**Your objective:** Look for the string "premises" in every line, and copy each line that has it.

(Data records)
########
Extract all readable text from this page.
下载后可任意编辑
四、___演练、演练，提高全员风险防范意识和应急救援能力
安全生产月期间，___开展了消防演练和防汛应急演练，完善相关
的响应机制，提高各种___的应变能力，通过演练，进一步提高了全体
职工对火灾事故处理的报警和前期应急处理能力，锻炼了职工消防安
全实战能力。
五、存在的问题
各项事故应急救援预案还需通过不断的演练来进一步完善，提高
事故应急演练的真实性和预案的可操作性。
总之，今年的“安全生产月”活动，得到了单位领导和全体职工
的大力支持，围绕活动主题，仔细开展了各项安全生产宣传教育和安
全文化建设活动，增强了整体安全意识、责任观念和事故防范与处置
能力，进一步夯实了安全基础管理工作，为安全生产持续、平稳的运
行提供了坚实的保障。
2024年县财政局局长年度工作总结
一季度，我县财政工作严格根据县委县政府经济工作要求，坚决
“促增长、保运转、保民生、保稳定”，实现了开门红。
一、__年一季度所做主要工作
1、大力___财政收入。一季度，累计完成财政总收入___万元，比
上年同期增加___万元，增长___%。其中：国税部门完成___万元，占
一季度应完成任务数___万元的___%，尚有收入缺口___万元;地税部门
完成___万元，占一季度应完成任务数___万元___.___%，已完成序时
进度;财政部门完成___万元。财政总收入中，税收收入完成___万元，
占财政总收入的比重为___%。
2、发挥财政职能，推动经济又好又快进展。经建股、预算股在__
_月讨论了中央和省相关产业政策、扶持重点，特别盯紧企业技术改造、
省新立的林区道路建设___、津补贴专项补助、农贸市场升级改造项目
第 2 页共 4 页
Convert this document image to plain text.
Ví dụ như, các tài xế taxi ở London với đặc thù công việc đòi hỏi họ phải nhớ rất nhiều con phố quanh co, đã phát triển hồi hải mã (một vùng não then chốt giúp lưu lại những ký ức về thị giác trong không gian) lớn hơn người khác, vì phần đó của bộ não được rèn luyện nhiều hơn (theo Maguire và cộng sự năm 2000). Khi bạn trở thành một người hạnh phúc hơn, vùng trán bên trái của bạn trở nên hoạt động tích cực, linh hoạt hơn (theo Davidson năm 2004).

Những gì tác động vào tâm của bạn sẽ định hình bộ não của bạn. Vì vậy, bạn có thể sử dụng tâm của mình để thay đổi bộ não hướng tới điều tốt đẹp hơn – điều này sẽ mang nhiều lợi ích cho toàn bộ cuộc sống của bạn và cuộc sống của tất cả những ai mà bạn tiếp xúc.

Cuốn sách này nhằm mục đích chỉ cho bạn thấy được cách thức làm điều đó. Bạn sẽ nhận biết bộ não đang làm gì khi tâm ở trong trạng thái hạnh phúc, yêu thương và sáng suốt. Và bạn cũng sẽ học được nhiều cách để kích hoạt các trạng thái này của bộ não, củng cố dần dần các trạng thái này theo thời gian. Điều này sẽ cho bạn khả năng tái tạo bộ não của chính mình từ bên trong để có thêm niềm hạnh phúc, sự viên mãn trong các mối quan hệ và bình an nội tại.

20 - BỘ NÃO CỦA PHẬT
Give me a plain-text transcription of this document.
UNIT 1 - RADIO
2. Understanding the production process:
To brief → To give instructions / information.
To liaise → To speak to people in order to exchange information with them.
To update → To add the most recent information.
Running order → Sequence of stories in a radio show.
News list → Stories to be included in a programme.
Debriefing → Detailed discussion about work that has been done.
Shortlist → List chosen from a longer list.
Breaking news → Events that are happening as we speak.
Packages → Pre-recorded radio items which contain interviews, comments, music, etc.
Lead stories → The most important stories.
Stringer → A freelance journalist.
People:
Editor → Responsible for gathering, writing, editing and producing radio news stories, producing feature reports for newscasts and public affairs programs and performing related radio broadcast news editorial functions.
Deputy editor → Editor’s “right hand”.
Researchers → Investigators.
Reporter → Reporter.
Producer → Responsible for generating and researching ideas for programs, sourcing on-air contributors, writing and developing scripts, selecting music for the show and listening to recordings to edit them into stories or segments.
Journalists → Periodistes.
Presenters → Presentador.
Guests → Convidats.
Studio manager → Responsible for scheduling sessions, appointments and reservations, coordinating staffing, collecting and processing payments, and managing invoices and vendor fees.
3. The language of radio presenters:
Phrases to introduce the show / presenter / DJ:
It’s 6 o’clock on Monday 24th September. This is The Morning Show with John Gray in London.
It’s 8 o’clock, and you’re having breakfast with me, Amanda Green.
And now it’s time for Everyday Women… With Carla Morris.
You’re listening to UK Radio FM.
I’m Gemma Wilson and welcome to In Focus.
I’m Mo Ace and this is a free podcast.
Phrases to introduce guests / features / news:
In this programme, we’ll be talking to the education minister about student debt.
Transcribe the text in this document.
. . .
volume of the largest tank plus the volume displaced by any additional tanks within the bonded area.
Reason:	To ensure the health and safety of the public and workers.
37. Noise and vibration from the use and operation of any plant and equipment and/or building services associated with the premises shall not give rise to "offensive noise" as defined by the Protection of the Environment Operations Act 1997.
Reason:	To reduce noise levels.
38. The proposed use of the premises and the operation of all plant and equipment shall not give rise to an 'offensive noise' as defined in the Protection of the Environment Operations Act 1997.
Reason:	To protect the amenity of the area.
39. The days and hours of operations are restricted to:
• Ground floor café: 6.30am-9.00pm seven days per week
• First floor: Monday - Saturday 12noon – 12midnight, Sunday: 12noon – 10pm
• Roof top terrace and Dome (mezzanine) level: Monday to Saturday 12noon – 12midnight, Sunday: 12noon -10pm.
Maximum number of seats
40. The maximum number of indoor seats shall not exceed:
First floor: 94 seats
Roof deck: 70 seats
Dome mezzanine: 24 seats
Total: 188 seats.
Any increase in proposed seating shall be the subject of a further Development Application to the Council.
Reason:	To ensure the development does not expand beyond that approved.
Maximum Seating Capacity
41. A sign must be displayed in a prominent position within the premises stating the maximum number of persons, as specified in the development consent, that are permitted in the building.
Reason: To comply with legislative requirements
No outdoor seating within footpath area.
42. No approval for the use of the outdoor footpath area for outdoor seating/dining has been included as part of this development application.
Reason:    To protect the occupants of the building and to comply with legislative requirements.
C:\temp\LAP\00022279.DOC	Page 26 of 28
########
**Correct result:**
37. Noise and vibration from the use and operation of any plant and equipment and/or building services associated with the premises shall not give rise to "offensive noise" as defined by the Protection of the Environment Operations Act 1997.
38. The proposed use of the premises and the operation of all plant and equipment shall not give rise to an 'offensive noise' as defined in the Protection of the Environment Operations Act 1997.
41. A sign must be displayed in a prominent position within the premises stating the maximum number of persons, as specified in the development consent, that are permitted in the building.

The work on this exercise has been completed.